◆ **Your objective**
Below is a block of records; repeat each one exactly.

◆ **Records for this task**
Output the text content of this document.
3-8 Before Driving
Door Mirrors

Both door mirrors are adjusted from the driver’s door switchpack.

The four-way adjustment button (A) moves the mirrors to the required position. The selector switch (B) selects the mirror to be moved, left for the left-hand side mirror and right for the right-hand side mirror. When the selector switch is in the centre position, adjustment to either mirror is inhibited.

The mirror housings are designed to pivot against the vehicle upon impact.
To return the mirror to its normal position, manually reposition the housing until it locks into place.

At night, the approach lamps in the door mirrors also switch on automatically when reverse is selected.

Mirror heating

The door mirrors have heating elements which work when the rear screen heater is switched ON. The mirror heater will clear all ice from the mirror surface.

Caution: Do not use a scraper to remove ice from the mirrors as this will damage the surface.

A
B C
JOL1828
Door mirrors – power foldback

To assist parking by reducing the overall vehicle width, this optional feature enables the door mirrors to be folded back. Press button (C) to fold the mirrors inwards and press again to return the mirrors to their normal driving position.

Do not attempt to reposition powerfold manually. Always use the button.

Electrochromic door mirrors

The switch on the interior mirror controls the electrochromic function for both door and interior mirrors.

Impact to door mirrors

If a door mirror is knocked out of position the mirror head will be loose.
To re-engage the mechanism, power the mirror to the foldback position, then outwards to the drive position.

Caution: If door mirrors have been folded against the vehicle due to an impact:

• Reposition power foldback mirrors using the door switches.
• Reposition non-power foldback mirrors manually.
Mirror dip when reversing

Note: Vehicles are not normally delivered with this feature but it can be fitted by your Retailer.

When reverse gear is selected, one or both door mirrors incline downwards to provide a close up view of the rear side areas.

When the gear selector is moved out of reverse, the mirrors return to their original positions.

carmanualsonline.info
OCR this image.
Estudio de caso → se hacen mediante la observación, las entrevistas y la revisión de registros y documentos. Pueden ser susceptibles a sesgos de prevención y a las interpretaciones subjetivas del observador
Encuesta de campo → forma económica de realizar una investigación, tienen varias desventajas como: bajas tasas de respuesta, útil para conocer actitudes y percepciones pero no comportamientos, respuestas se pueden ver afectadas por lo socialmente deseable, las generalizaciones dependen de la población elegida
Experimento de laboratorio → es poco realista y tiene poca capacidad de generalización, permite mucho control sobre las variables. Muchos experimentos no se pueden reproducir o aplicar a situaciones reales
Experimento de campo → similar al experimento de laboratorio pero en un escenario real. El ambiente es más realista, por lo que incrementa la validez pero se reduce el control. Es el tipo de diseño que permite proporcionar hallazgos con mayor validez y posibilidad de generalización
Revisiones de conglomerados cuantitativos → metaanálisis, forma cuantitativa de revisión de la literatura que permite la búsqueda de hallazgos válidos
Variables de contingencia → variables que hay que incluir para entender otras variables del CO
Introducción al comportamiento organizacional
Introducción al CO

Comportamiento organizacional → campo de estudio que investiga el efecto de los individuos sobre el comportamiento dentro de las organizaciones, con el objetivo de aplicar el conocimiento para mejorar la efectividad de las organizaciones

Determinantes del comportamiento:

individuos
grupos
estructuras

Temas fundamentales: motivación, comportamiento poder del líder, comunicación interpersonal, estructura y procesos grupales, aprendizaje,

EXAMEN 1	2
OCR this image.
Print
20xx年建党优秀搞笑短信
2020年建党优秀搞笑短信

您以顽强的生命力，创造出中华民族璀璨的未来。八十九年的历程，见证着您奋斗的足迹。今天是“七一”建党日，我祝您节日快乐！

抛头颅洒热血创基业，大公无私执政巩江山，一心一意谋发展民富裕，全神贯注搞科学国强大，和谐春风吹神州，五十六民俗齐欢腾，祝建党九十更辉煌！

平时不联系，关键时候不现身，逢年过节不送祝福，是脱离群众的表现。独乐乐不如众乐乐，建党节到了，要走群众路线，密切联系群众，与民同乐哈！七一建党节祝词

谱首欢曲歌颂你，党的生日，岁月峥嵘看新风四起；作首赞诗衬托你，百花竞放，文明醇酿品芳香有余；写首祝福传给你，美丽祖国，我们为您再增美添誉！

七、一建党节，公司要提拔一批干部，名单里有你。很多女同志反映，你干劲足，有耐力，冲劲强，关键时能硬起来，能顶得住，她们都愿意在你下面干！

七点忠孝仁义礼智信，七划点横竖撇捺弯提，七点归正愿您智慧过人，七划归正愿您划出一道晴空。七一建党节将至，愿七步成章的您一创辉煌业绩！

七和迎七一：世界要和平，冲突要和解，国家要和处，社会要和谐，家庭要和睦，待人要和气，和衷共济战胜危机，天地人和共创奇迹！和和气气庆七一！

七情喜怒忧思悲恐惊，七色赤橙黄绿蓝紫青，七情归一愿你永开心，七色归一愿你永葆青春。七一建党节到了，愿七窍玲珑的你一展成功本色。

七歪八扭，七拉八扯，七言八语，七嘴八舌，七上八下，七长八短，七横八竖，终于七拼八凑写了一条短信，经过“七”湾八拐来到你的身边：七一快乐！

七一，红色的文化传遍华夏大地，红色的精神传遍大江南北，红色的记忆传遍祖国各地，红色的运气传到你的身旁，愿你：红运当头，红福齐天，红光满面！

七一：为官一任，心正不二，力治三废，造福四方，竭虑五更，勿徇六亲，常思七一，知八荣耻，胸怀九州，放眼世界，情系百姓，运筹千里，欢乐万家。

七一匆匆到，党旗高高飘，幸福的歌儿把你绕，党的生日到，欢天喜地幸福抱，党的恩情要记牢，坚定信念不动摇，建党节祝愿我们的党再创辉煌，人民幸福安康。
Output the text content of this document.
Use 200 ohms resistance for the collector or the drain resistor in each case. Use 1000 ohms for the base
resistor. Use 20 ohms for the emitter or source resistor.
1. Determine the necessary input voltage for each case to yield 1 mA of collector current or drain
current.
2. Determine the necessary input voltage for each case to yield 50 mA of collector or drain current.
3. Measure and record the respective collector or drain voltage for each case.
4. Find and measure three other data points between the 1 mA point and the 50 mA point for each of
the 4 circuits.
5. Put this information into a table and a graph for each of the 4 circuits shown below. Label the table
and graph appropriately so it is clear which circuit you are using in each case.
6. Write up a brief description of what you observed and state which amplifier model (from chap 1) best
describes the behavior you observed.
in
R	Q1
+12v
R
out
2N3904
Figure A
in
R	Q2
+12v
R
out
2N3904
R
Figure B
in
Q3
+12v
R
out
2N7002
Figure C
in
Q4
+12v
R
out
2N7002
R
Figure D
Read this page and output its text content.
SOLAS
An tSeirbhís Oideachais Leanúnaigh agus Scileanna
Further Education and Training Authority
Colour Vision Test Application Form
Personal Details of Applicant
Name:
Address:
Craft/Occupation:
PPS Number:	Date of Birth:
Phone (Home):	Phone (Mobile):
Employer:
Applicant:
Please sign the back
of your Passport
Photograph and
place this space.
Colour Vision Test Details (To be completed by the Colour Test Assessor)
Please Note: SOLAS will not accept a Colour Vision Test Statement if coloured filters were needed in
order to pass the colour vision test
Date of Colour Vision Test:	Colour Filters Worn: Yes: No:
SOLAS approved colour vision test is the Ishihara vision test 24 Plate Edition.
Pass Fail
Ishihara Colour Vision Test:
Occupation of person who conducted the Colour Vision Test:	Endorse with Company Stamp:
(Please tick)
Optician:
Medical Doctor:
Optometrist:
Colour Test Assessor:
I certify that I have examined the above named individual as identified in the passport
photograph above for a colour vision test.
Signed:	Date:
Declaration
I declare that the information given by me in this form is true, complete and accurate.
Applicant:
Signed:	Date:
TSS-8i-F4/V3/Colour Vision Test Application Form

◆ **Reply**
Output the text content of this document.
3-8 Before Driving
Door Mirrors

Both door mirrors are adjusted from the driver’s door switchpack.

The four-way adjustment button (A) moves the mirrors to the required position. The selector switch (B) selects the mirror to be moved, left for the left-hand side mirror and right for the right-hand side mirror. When the selector switch is in the centre position, adjustment to either mirror is inhibited.

The mirror housings are designed to pivot against the vehicle upon impact.
To return the mirror to its normal position, manually reposition the housing until it locks into place.

At night, the approach lamps in the door mirrors also switch on automatically when reverse is selected.

Mirror heating

The door mirrors have heating elements which work when the rear screen heater is switched ON. The mirror heater will clear all ice from the mirror surface.

Caution: Do not use a scraper to remove ice from the mirrors as this will damage the surface.

A
B C
JOL1828
Door mirrors – power foldback

To assist parking by reducing the overall vehicle width, this optional feature enables the door mirrors to be folded back. Press button (C) to fold the mirrors inwards and press again to return the mirrors to their normal driving position.

Do not attempt to reposition powerfold manually. Always use the button.

Electrochromic door mirrors

The switch on the interior mirror controls the electrochromic function for both door and interior mirrors.

Impact to door mirrors

If a door mirror is knocked out of position the mirror head will be loose.
To re-engage the mechanism, power the mirror to the foldback position, then outwards to the drive position.

Caution: If door mirrors have been folded against the vehicle due to an impact:

• Reposition power foldback mirrors using the door switches.
• Reposition non-power foldback mirrors manually.
Mirror dip when reversing

Note: Vehicles are not normally delivered with this feature but it can be fitted by your Retailer.

When reverse gear is selected, one or both door mirrors incline downwards to provide a close up view of the rear side areas.

When the gear selector is moved out of reverse, the mirrors return to their original positions.

carmanualsonline.info
OCR this image.
Estudio de caso → se hacen mediante la observación, las entrevistas y la revisión de registros y documentos. Pueden ser susceptibles a sesgos de prevención y a las interpretaciones subjetivas del observador
Encuesta de campo → forma económica de realizar una investigación, tienen varias desventajas como: bajas tasas de respuesta, útil para conocer actitudes y percepciones pero no comportamientos, respuestas se pueden ver afectadas por lo socialmente deseable, las generalizaciones dependen de la población elegida
Experimento de laboratorio → es poco realista y tiene poca capacidad de generalización, permite mucho control sobre las variables. Muchos experimentos no se pueden reproducir o aplicar a situaciones reales
Experimento de campo → similar al experimento de laboratorio pero en un escenario real. El ambiente es más realista, por lo que incrementa la validez pero se reduce el control. Es el tipo de diseño que permite proporcionar hallazgos con mayor validez y posibilidad de generalización
Revisiones de conglomerados cuantitativos → metaanálisis, forma cuantitativa de revisión de la literatura que permite la búsqueda de hallazgos válidos
Variables de contingencia → variables que hay que incluir para entender otras variables del CO
Introducción al comportamiento organizacional
Introducción al CO

Comportamiento organizacional → campo de estudio que investiga el efecto de los individuos sobre el comportamiento dentro de las organizaciones, con el objetivo de aplicar el conocimiento para mejorar la efectividad de las organizaciones

Determinantes del comportamiento:

individuos
grupos
estructuras

Temas fundamentales: motivación, comportamiento poder del líder, comunicación interpersonal, estructura y procesos grupales, aprendizaje,

EXAMEN 1	2
OCR this image.
Print
20xx年建党优秀搞笑短信
2020年建党优秀搞笑短信

您以顽强的生命力，创造出中华民族璀璨的未来。八十九年的历程，见证着您奋斗的足迹。今天是“七一”建党日，我祝您节日快乐！

抛头颅洒热血创基业，大公无私执政巩江山，一心一意谋发展民富裕，全神贯注搞科学国强大，和谐春风吹神州，五十六民俗齐欢腾，祝建党九十更辉煌！

平时不联系，关键时候不现身，逢年过节不送祝福，是脱离群众的表现。独乐乐不如众乐乐，建党节到了，要走群众路线，密切联系群众，与民同乐哈！七一建党节祝词

谱首欢曲歌颂你，党的生日，岁月峥嵘看新风四起；作首赞诗衬托你，百花竞放，文明醇酿品芳香有余；写首祝福传给你，美丽祖国，我们为您再增美添誉！

七、一建党节，公司要提拔一批干部，名单里有你。很多女同志反映，你干劲足，有耐力，冲劲强，关键时能硬起来，能顶得住，她们都愿意在你下面干！

七点忠孝仁义礼智信，七划点横竖撇捺弯提，七点归正愿您智慧过人，七划归正愿您划出一道晴空。七一建党节将至，愿七步成章的您一创辉煌业绩！

七和迎七一：世界要和平，冲突要和解，国家要和处，社会要和谐，家庭要和睦，待人要和气，和衷共济战胜危机，天地人和共创奇迹！和和气气庆七一！

七情喜怒忧思悲恐惊，七色赤橙黄绿蓝紫青，七情归一愿你永开心，七色归一愿你永葆青春。七一建党节到了，愿七窍玲珑的你一展成功本色。

七歪八扭，七拉八扯，七言八语，七嘴八舌，七上八下，七长八短，七横八竖，终于七拼八凑写了一条短信，经过“七”湾八拐来到你的身边：七一快乐！

七一，红色的文化传遍华夏大地，红色的精神传遍大江南北，红色的记忆传遍祖国各地，红色的运气传到你的身旁，愿你：红运当头，红福齐天，红光满面！

七一：为官一任，心正不二，力治三废，造福四方，竭虑五更，勿徇六亲，常思七一，知八荣耻，胸怀九州，放眼世界，情系百姓，运筹千里，欢乐万家。

七一匆匆到，党旗高高飘，幸福的歌儿把你绕，党的生日到，欢天喜地幸福抱，党的恩情要记牢，坚定信念不动摇，建党节祝愿我们的党再创辉煌，人民幸福安康。
Output the text content of this document.
Use 200 ohms resistance for the collector or the drain resistor in each case. Use 1000 ohms for the base
resistor. Use 20 ohms for the emitter or source resistor.
1. Determine the necessary input voltage for each case to yield 1 mA of collector current or drain
current.
2. Determine the necessary input voltage for each case to yield 50 mA of collector or drain current.
3. Measure and record the respective collector or drain voltage for each case.
4. Find and measure three other data points between the 1 mA point and the 50 mA point for each of
the 4 circuits.
5. Put this information into a table and a graph for each of the 4 circuits shown below. Label the table
and graph appropriately so it is clear which circuit you are using in each case.
6. Write up a brief description of what you observed and state which amplifier model (from chap 1) best
describes the behavior you observed.
in
R	Q1
+12v
R
out
2N3904
Figure A
in
R	Q2
+12v
R
out
2N3904
R
Figure B
in
Q3
+12v
R
out
2N7002
Figure C
in
Q4
+12v
R
out
2N7002
R
Figure D
Read this page and output its text content.
SOLAS
An tSeirbhís Oideachais Leanúnaigh agus Scileanna
Further Education and Training Authority
Colour Vision Test Application Form
Personal Details of Applicant
Name:
Address:
Craft/Occupation:
PPS Number:	Date of Birth:
Phone (Home):	Phone (Mobile):
Employer:
Applicant:
Please sign the back
of your Passport
Photograph and
place this space.
Colour Vision Test Details (To be completed by the Colour Test Assessor)
Please Note: SOLAS will not accept a Colour Vision Test Statement if coloured filters were needed in
order to pass the colour vision test
Date of Colour Vision Test:	Colour Filters Worn: Yes: No:
SOLAS approved colour vision test is the Ishihara vision test 24 Plate Edition.
Pass Fail
Ishihara Colour Vision Test:
Occupation of person who conducted the Colour Vision Test:	Endorse with Company Stamp:
(Please tick)
Optician:
Medical Doctor:
Optometrist:
Colour Test Assessor:
I certify that I have examined the above named individual as identified in the passport
photograph above for a colour vision test.
Signed:	Date:
Declaration
I declare that the information given by me in this form is true, complete and accurate.
Applicant:
Signed:	Date:
TSS-8i-F4/V3/Colour Vision Test Application Form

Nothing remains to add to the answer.